Given task - Restate the whole listing word for word. Pictures are left out.
§ §
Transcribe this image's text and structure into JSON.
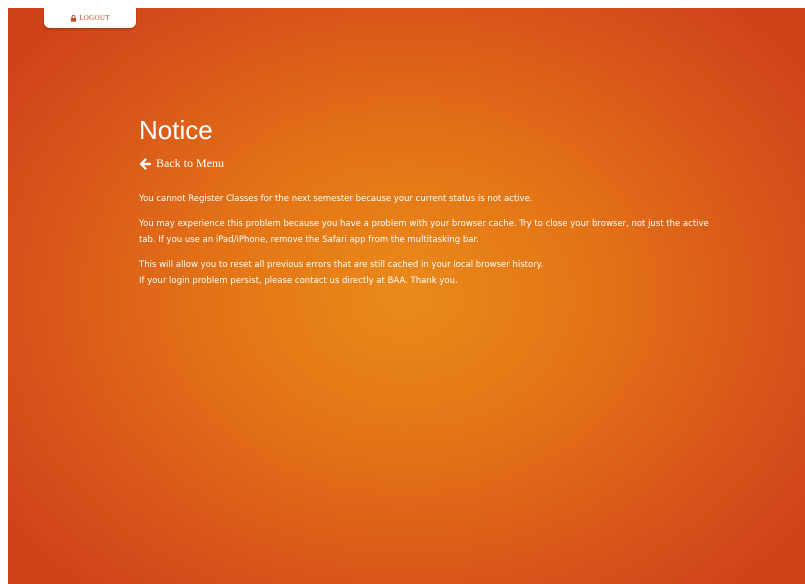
{
  "header": {
    "logout_label": "LOGOUT",
    "logout_icon": "lock-icon"
  },
  "main": {
    "title": "Notice",
    "back_link": {
      "label": "Back to Menu",
      "icon": "arrow-left-icon"
    },
    "paragraphs": [
      [
        "You cannot Register Classes for the next semester because your current status is not active."
      ],
      [
        "You may experience this problem because you have a problem with your browser cache. Try to close your browser, not just the active tab. If you use an iPad/iPhone, remove the Safari app from the multitasking bar."
      ],
      [
        "This will allow you to reset all previous errors that are still cached in your local browser history.",
        "If your login problem persist, please contact us directly at BAA. Thank you."
      ]
    ]
  },
  "colors": {
    "background_center": "#ea8a1a",
    "background_edge": "#cf421a",
    "text": "#ffffff",
    "logout_text": "#c8431a"
  }
}
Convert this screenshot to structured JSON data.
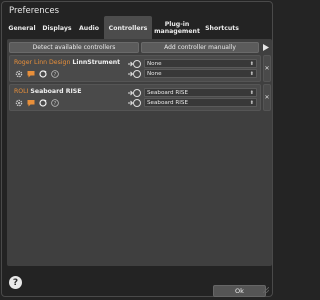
{
  "window": {
    "title": "Preferences"
  },
  "tabs": [
    {
      "label": "General"
    },
    {
      "label": "Displays"
    },
    {
      "label": "Audio"
    },
    {
      "label": "Controllers",
      "active": true
    },
    {
      "label": "Plug-in management"
    },
    {
      "label": "Shortcuts"
    }
  ],
  "toolbar": {
    "detect_label": "Detect available controllers",
    "add_label": "Add controller manually",
    "expand_icon": "triangle-right-icon"
  },
  "controllers": [
    {
      "vendor": "Roger Linn Design",
      "model": "LinnStrument",
      "input_port": "None",
      "output_port": "None"
    },
    {
      "vendor": "ROLI",
      "model": "Seaboard RISE",
      "input_port": "Seaboard RISE",
      "output_port": "Seaboard RISE"
    }
  ],
  "footer": {
    "ok_label": "Ok",
    "help_icon": "?"
  },
  "colors": {
    "vendor": "#e88f3a",
    "panel": "#3f3f3f",
    "background": "#232323"
  }
}
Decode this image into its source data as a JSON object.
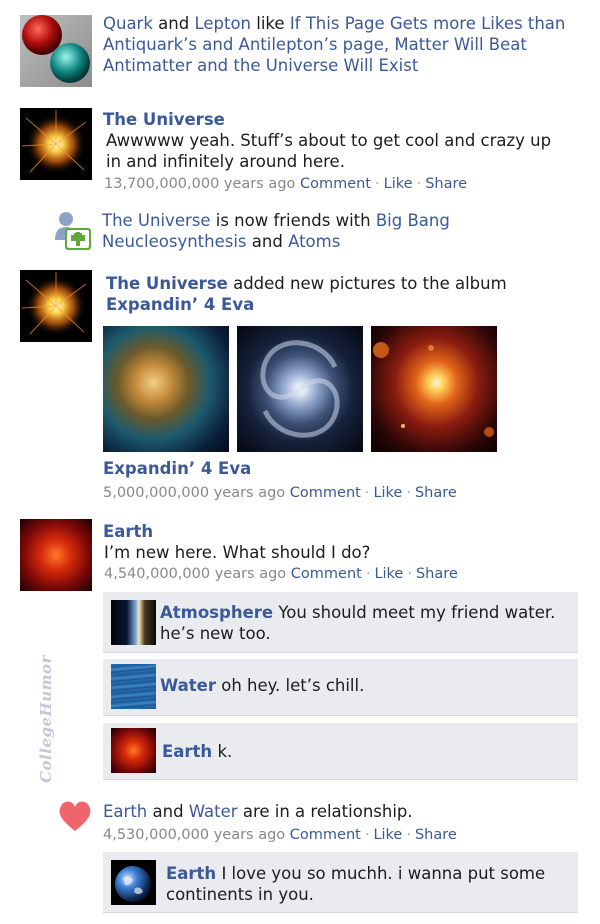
{
  "post1": {
    "actor1": "Quark",
    "and": "and",
    "actor2": "Lepton",
    "verb": "like",
    "page_link": "If This Page Gets more Likes than Antiquark’s and Antilepton’s page, Matter Will Beat Antimatter and the Universe Will Exist"
  },
  "post2": {
    "author": "The Universe",
    "body": "Awwwww yeah. Stuff’s about to get cool and crazy up in and infinitely around here.",
    "time": "13,700,000,000 years ago",
    "comment": "Comment",
    "like": "Like",
    "share": "Share"
  },
  "friends": {
    "actor": "The Universe",
    "text": "is now friends with",
    "friend1": "Big Bang Neucleosynthesis",
    "and": "and",
    "friend2": "Atoms"
  },
  "album_post": {
    "author": "The Universe",
    "text": "added new pictures to the album",
    "album_link": "Expandin’ 4 Eva",
    "album_title": "Expandin’ 4 Eva",
    "time": "5,000,000,000 years ago",
    "comment": "Comment",
    "like": "Like",
    "share": "Share"
  },
  "earth_post": {
    "author": "Earth",
    "body": "I’m new here. What should I do?",
    "time": "4,540,000,000 years ago",
    "comment": "Comment",
    "like": "Like",
    "share": "Share",
    "comments": [
      {
        "author": "Atmosphere",
        "text": "You should meet my friend water. he’s new too."
      },
      {
        "author": "Water",
        "text": "oh hey. let’s chill."
      },
      {
        "author": "Earth",
        "text": "k."
      }
    ]
  },
  "relationship": {
    "actor1": "Earth",
    "and": "and",
    "actor2": "Water",
    "text": "are in a relationship.",
    "time": "4,530,000,000 years ago",
    "comment": "Comment",
    "like": "Like",
    "share": "Share",
    "comment_author": "Earth",
    "comment_text": "I love you so muchh. i wanna put some continents in you."
  },
  "watermark": "CollegeHumor",
  "colors": {
    "link": "#3b5998",
    "comment_bg": "#e9ebee",
    "meta": "#888888"
  }
}
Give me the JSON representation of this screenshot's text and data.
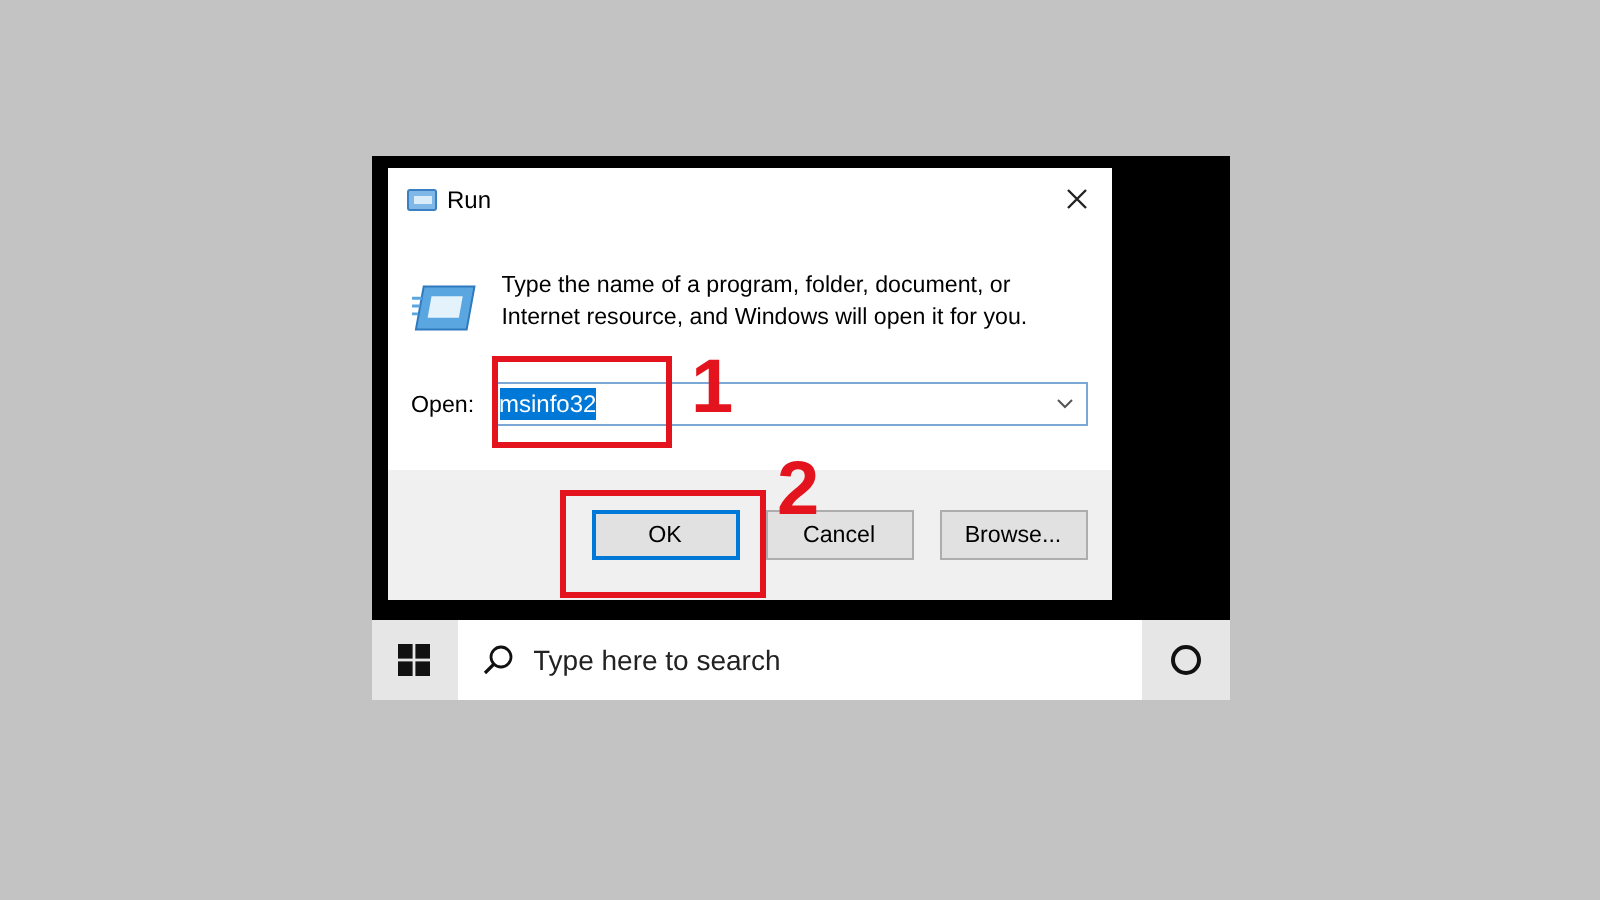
{
  "dialog": {
    "title": "Run",
    "description": "Type the name of a program, folder, document, or Internet resource, and Windows will open it for you.",
    "open_label": "Open:",
    "open_value": "msinfo32",
    "value_selected": true,
    "buttons": [
      {
        "label": "OK",
        "default": true
      },
      {
        "label": "Cancel",
        "default": false
      },
      {
        "label": "Browse...",
        "default": false
      }
    ]
  },
  "taskbar": {
    "search_placeholder": "Type here to search"
  },
  "annotations": [
    {
      "label": "1"
    },
    {
      "label": "2"
    }
  ]
}
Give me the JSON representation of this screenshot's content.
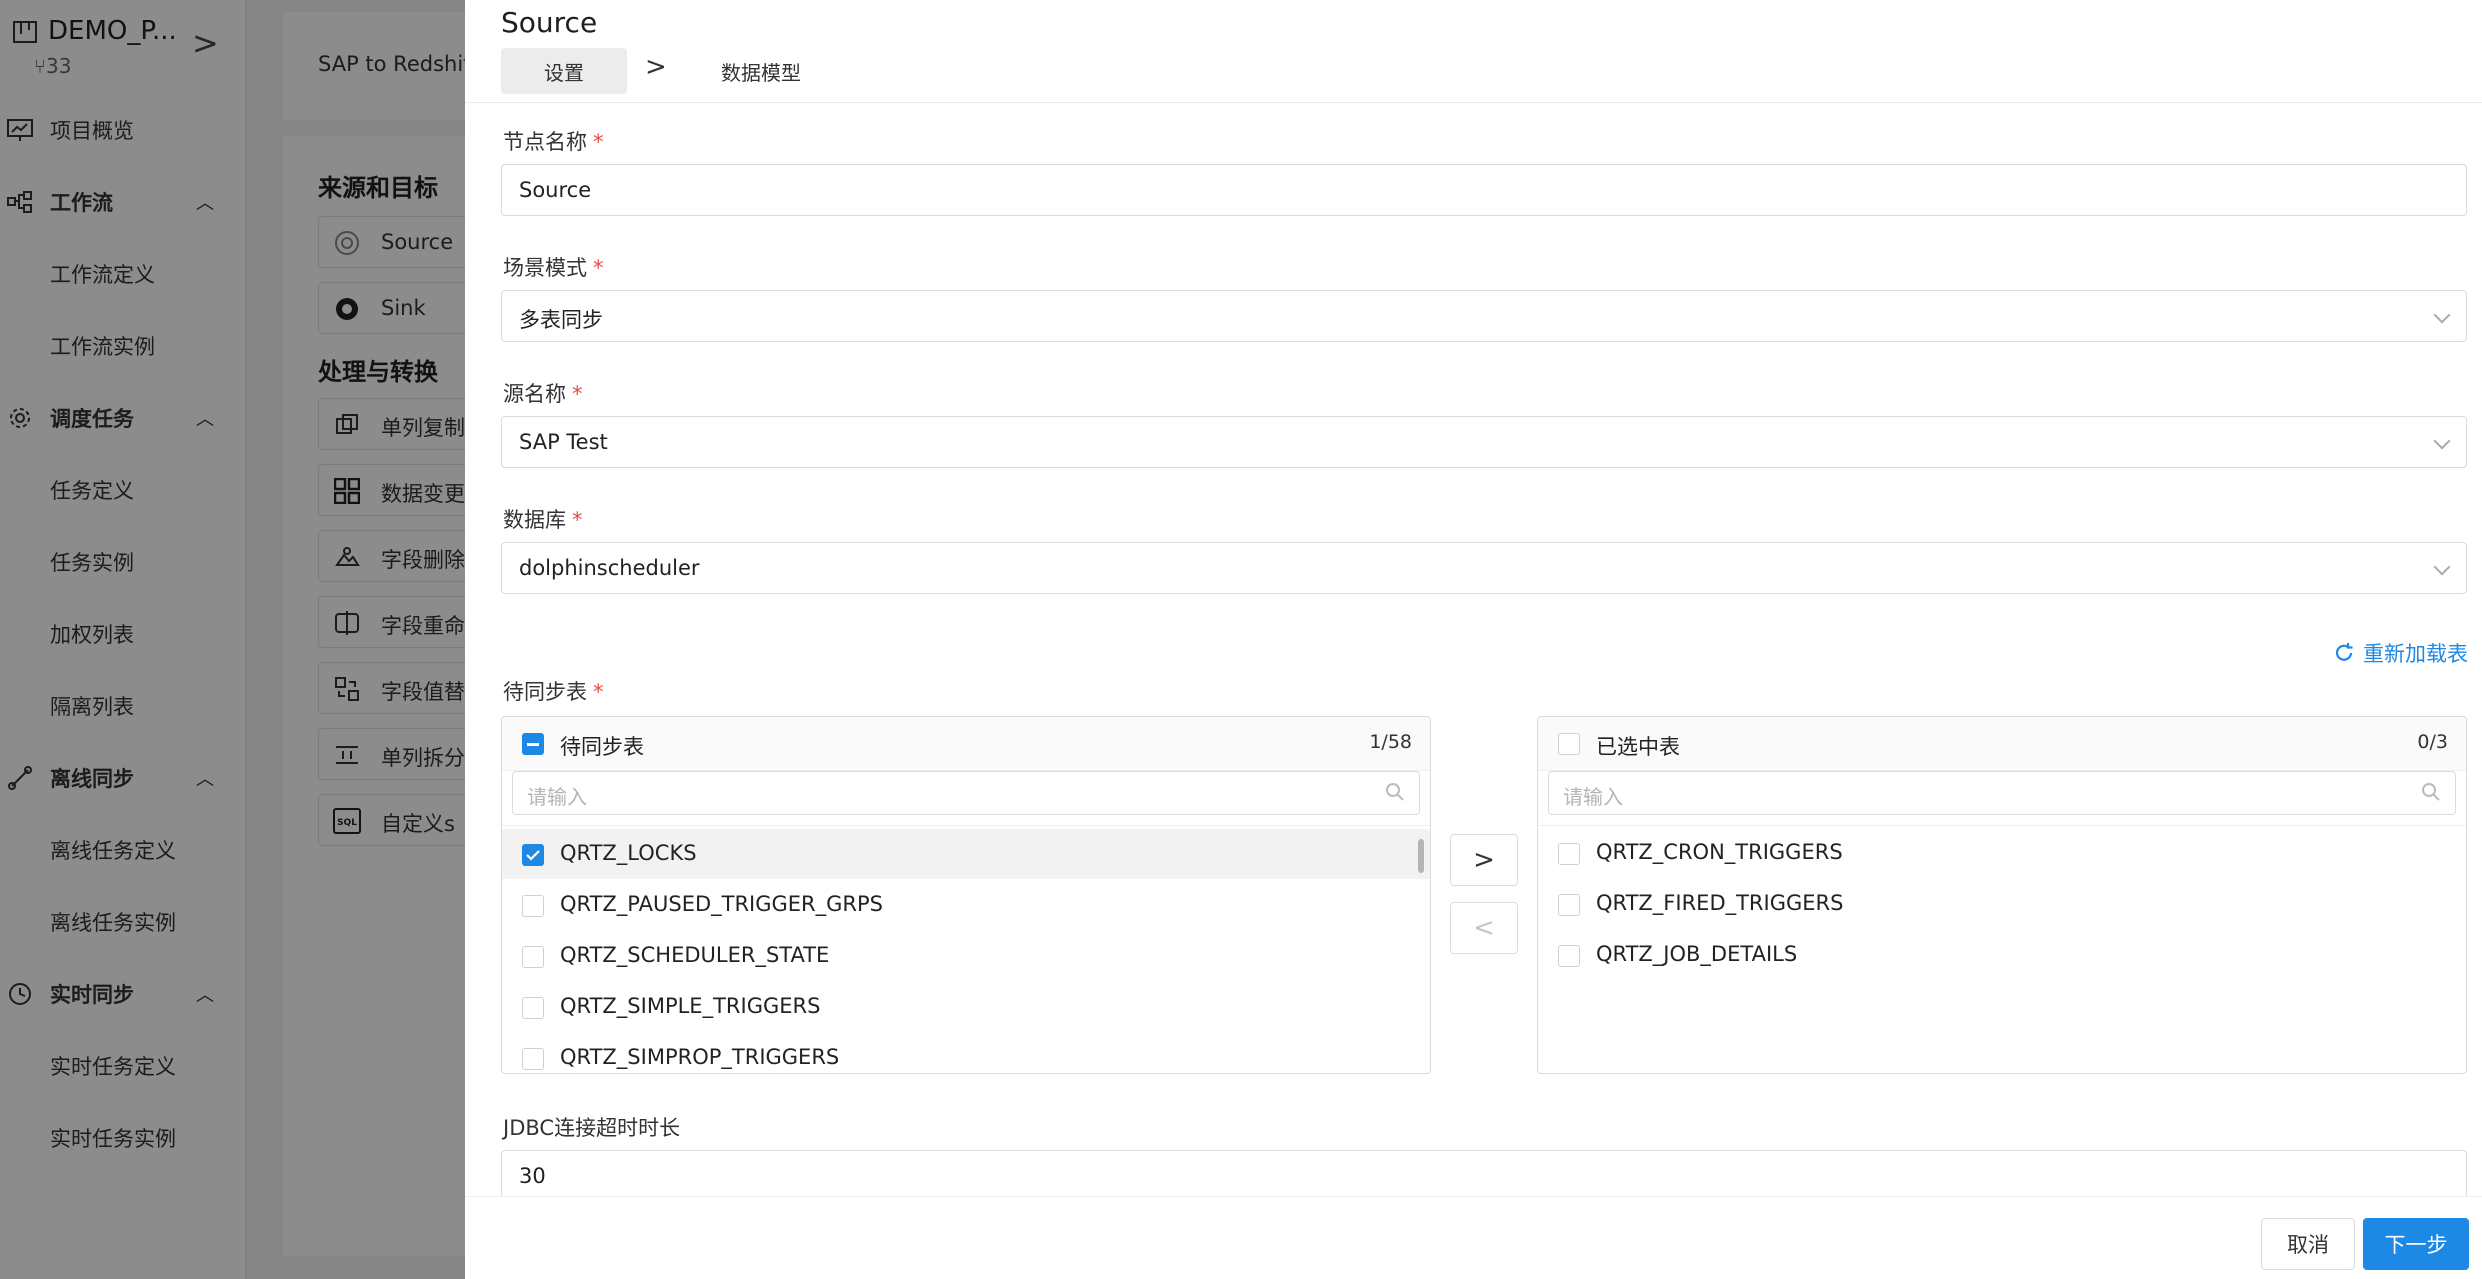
{
  "project": {
    "name": "DEMO_P...",
    "id_badge": "33",
    "chevron": ">"
  },
  "nav": {
    "overview": "项目概览",
    "workflow": "工作流",
    "workflow_def": "工作流定义",
    "workflow_inst": "工作流实例",
    "schedule": "调度任务",
    "task_def": "任务定义",
    "task_inst": "任务实例",
    "weighted_list": "加权列表",
    "isolation_list": "隔离列表",
    "offline_sync": "离线同步",
    "offline_def": "离线任务定义",
    "offline_inst": "离线任务实例",
    "realtime_sync": "实时同步",
    "realtime_def": "实时任务定义",
    "realtime_inst": "实时任务实例"
  },
  "background": {
    "breadcrumb": "SAP to Redshif",
    "section_source_target": "来源和目标",
    "source_item": "Source",
    "sink_item": "Sink",
    "section_transform": "处理与转换",
    "palette": [
      "单列复制",
      "数据变更",
      "字段删除",
      "字段重命",
      "字段值替",
      "单列拆分",
      "自定义s"
    ]
  },
  "drawer": {
    "title": "Source",
    "steps": {
      "settings": "设置",
      "separator": ">",
      "model": "数据模型"
    },
    "fields": {
      "node_name": {
        "label": "节点名称",
        "value": "Source"
      },
      "scene_mode": {
        "label": "场景模式",
        "value": "多表同步"
      },
      "source_name": {
        "label": "源名称",
        "value": "SAP Test"
      },
      "database": {
        "label": "数据库",
        "value": "dolphinscheduler"
      },
      "tables": {
        "label": "待同步表"
      },
      "jdbc_timeout": {
        "label": "JDBC连接超时时长",
        "value": "30"
      }
    },
    "required_mark": "*",
    "reload_label": "重新加载表",
    "left_panel": {
      "title": "待同步表",
      "count": "1/58",
      "placeholder": "请输入",
      "rows": [
        "QRTZ_LOCKS",
        "QRTZ_PAUSED_TRIGGER_GRPS",
        "QRTZ_SCHEDULER_STATE",
        "QRTZ_SIMPLE_TRIGGERS",
        "QRTZ_SIMPROP_TRIGGERS"
      ]
    },
    "right_panel": {
      "title": "已选中表",
      "count": "0/3",
      "placeholder": "请输入",
      "rows": [
        "QRTZ_CRON_TRIGGERS",
        "QRTZ_FIRED_TRIGGERS",
        "QRTZ_JOB_DETAILS"
      ]
    },
    "transfer": {
      "to_right": ">",
      "to_left": "<"
    },
    "footer": {
      "cancel": "取消",
      "next": "下一步"
    }
  },
  "colors": {
    "primary": "#1e88e5",
    "required": "#e74c3c",
    "mask": "rgba(0,0,0,0.45)"
  }
}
§ §
Solution to the exercise -
Transcribe this image's text and structure into JSON.
{
  "header": {
    "logout_label": "LOGOUT",
    "logout_icon": "lock-icon"
  },
  "main": {
    "title": "Notice",
    "back_link": {
      "label": "Back to Menu",
      "icon": "arrow-left-icon"
    },
    "paragraphs": [
      [
        "You cannot Register Classes for the next semester because your current status is not active."
      ],
      [
        "You may experience this problem because you have a problem with your browser cache. Try to close your browser, not just the active tab. If you use an iPad/iPhone, remove the Safari app from the multitasking bar."
      ],
      [
        "This will allow you to reset all previous errors that are still cached in your local browser history.",
        "If your login problem persist, please contact us directly at BAA. Thank you."
      ]
    ]
  },
  "colors": {
    "background_center": "#ea8a1a",
    "background_edge": "#cf421a",
    "text": "#ffffff",
    "logout_text": "#c8431a"
  }
}
Convert this screenshot to structured JSON data.
{
  "window": {
    "title": "Preferences"
  },
  "tabs": [
    {
      "label": "General"
    },
    {
      "label": "Displays"
    },
    {
      "label": "Audio"
    },
    {
      "label": "Controllers",
      "active": true
    },
    {
      "label": "Plug-in management"
    },
    {
      "label": "Shortcuts"
    }
  ],
  "toolbar": {
    "detect_label": "Detect available controllers",
    "add_label": "Add controller manually",
    "expand_icon": "triangle-right-icon"
  },
  "controllers": [
    {
      "vendor": "Roger Linn Design",
      "model": "LinnStrument",
      "input_port": "None",
      "output_port": "None"
    },
    {
      "vendor": "ROLI",
      "model": "Seaboard RISE",
      "input_port": "Seaboard RISE",
      "output_port": "Seaboard RISE"
    }
  ],
  "footer": {
    "ok_label": "Ok",
    "help_icon": "?"
  },
  "colors": {
    "vendor": "#e88f3a",
    "panel": "#3f3f3f",
    "background": "#232323"
  }
}
Decode this image into its source data as a JSON object.
{
  "post1": {
    "actor1": "Quark",
    "and": "and",
    "actor2": "Lepton",
    "verb": "like",
    "page_link": "If This Page Gets more Likes than Antiquark’s and Antilepton’s page, Matter Will Beat Antimatter and the Universe Will Exist"
  },
  "post2": {
    "author": "The Universe",
    "body": "Awwwww yeah. Stuff’s about to get cool and crazy up in and infinitely around here.",
    "time": "13,700,000,000 years ago",
    "comment": "Comment",
    "like": "Like",
    "share": "Share"
  },
  "friends": {
    "actor": "The Universe",
    "text": "is now friends with",
    "friend1": "Big Bang Neucleosynthesis",
    "and": "and",
    "friend2": "Atoms"
  },
  "album_post": {
    "author": "The Universe",
    "text": "added new pictures to the album",
    "album_link": "Expandin’ 4 Eva",
    "album_title": "Expandin’ 4 Eva",
    "time": "5,000,000,000 years ago",
    "comment": "Comment",
    "like": "Like",
    "share": "Share"
  },
  "earth_post": {
    "author": "Earth",
    "body": "I’m new here. What should I do?",
    "time": "4,540,000,000 years ago",
    "comment": "Comment",
    "like": "Like",
    "share": "Share",
    "comments": [
      {
        "author": "Atmosphere",
        "text": "You should meet my friend water. he’s new too."
      },
      {
        "author": "Water",
        "text": "oh hey. let’s chill."
      },
      {
        "author": "Earth",
        "text": "k."
      }
    ]
  },
  "relationship": {
    "actor1": "Earth",
    "and": "and",
    "actor2": "Water",
    "text": "are in a relationship.",
    "time": "4,530,000,000 years ago",
    "comment": "Comment",
    "like": "Like",
    "share": "Share",
    "comment_author": "Earth",
    "comment_text": "I love you so muchh. i wanna put some continents in you."
  },
  "watermark": "CollegeHumor",
  "colors": {
    "link": "#3b5998",
    "comment_bg": "#e9ebee",
    "meta": "#888888"
  }
}
Give me the JSON representation of this screenshot's text and data.
{
  "dialog": {
    "title": "Run",
    "description": "Type the name of a program, folder, document, or Internet resource, and Windows will open it for you.",
    "open_label": "Open:",
    "open_value": "msinfo32",
    "value_selected": true,
    "buttons": [
      {
        "label": "OK",
        "default": true
      },
      {
        "label": "Cancel",
        "default": false
      },
      {
        "label": "Browse...",
        "default": false
      }
    ]
  },
  "taskbar": {
    "search_placeholder": "Type here to search"
  },
  "annotations": [
    {
      "label": "1"
    },
    {
      "label": "2"
    }
  ]
}
Give me the JSON representation of this screenshot's content.
{
  "project": {
    "name": "DEMO_P...",
    "id_badge": "33",
    "chevron": ">"
  },
  "nav": {
    "overview": "项目概览",
    "workflow": "工作流",
    "workflow_def": "工作流定义",
    "workflow_inst": "工作流实例",
    "schedule": "调度任务",
    "task_def": "任务定义",
    "task_inst": "任务实例",
    "weighted_list": "加权列表",
    "isolation_list": "隔离列表",
    "offline_sync": "离线同步",
    "offline_def": "离线任务定义",
    "offline_inst": "离线任务实例",
    "realtime_sync": "实时同步",
    "realtime_def": "实时任务定义",
    "realtime_inst": "实时任务实例"
  },
  "background": {
    "breadcrumb": "SAP to Redshif",
    "section_source_target": "来源和目标",
    "source_item": "Source",
    "sink_item": "Sink",
    "section_transform": "处理与转换",
    "palette": [
      "单列复制",
      "数据变更",
      "字段删除",
      "字段重命",
      "字段值替",
      "单列拆分",
      "自定义s"
    ]
  },
  "drawer": {
    "title": "Source",
    "steps": {
      "settings": "设置",
      "separator": ">",
      "model": "数据模型"
    },
    "fields": {
      "node_name": {
        "label": "节点名称",
        "value": "Source"
      },
      "scene_mode": {
        "label": "场景模式",
        "value": "多表同步"
      },
      "source_name": {
        "label": "源名称",
        "value": "SAP Test"
      },
      "database": {
        "label": "数据库",
        "value": "dolphinscheduler"
      },
      "tables": {
        "label": "待同步表"
      },
      "jdbc_timeout": {
        "label": "JDBC连接超时时长",
        "value": "30"
      }
    },
    "required_mark": "*",
    "reload_label": "重新加载表",
    "left_panel": {
      "title": "待同步表",
      "count": "1/58",
      "placeholder": "请输入",
      "rows": [
        "QRTZ_LOCKS",
        "QRTZ_PAUSED_TRIGGER_GRPS",
        "QRTZ_SCHEDULER_STATE",
        "QRTZ_SIMPLE_TRIGGERS",
        "QRTZ_SIMPROP_TRIGGERS"
      ]
    },
    "right_panel": {
      "title": "已选中表",
      "count": "0/3",
      "placeholder": "请输入",
      "rows": [
        "QRTZ_CRON_TRIGGERS",
        "QRTZ_FIRED_TRIGGERS",
        "QRTZ_JOB_DETAILS"
      ]
    },
    "transfer": {
      "to_right": ">",
      "to_left": "<"
    },
    "footer": {
      "cancel": "取消",
      "next": "下一步"
    }
  },
  "colors": {
    "primary": "#1e88e5",
    "required": "#e74c3c",
    "mask": "rgba(0,0,0,0.45)"
  }
}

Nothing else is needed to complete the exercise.